DIRECTIVE -> Find every line containing the word "this" in the records below; report only how many there are.

PROVIDED ENTRIES ->
□ □ □ □ □ □ □

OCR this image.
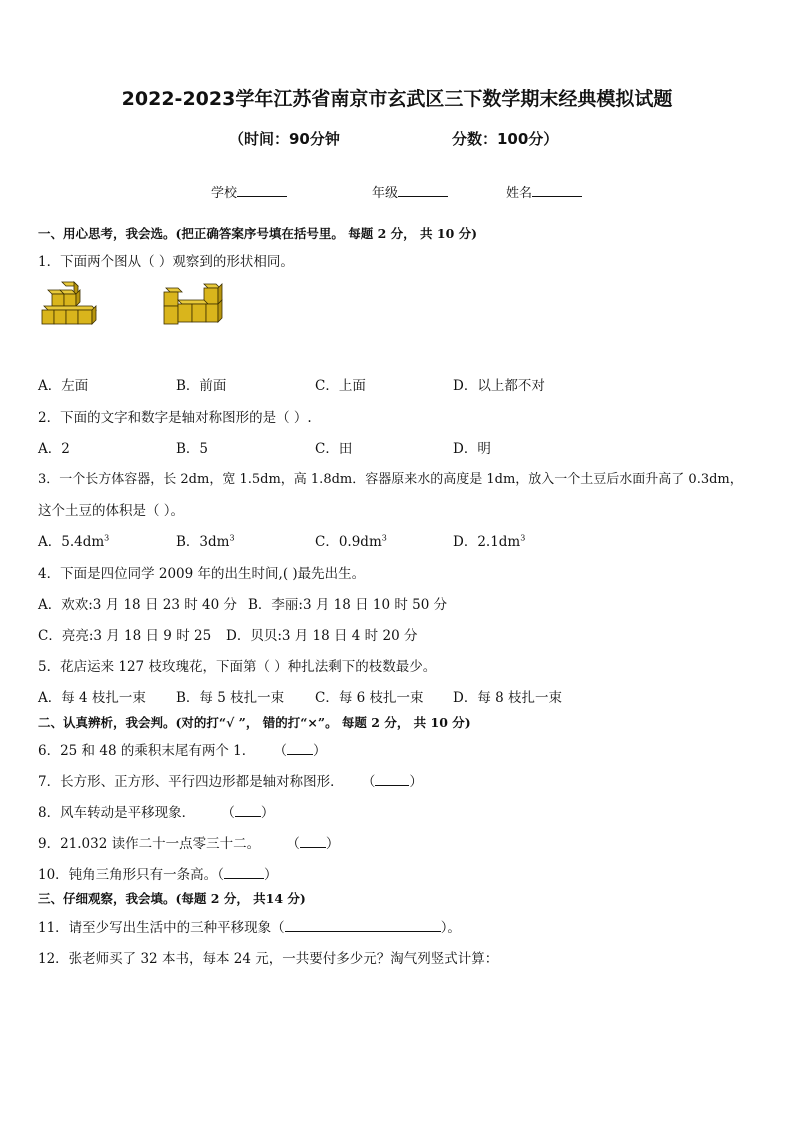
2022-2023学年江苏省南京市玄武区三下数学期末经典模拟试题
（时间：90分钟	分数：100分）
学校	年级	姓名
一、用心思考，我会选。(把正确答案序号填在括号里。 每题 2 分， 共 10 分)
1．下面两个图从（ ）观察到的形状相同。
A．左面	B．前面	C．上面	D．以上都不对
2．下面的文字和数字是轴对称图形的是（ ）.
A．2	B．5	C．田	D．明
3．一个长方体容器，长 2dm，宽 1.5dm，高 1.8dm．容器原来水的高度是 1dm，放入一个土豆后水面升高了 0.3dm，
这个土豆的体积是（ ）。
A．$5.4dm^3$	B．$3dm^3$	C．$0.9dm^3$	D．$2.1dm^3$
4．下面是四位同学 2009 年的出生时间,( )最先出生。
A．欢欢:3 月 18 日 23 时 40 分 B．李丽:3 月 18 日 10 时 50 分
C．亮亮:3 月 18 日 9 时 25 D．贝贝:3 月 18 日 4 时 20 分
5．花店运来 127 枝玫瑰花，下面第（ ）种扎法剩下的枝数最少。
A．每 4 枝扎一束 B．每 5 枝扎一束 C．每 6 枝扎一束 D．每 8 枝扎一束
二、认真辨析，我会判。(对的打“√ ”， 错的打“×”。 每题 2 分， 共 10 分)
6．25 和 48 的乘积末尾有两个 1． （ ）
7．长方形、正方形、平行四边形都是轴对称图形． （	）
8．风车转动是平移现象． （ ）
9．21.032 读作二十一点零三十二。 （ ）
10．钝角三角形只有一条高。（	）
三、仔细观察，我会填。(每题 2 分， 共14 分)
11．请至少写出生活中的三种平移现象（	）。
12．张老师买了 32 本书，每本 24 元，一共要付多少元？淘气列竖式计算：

□ □ □ □ □ □ □

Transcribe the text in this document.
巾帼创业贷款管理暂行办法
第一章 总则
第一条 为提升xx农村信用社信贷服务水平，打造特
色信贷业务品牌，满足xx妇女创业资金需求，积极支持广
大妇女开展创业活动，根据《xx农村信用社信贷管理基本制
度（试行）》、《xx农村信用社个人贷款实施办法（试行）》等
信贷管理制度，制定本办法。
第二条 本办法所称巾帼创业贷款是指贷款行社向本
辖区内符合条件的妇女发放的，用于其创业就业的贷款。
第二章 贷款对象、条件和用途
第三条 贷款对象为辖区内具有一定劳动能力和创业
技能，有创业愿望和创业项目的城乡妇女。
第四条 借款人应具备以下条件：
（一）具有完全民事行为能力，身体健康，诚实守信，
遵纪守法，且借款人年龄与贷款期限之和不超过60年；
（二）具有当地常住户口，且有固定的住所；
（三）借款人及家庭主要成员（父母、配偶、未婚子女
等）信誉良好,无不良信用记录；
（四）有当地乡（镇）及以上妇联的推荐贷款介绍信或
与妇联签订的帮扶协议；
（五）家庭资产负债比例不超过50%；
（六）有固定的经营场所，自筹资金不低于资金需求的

□ □ □ □ □ □ □

PROBLEM SOLUTION -> 2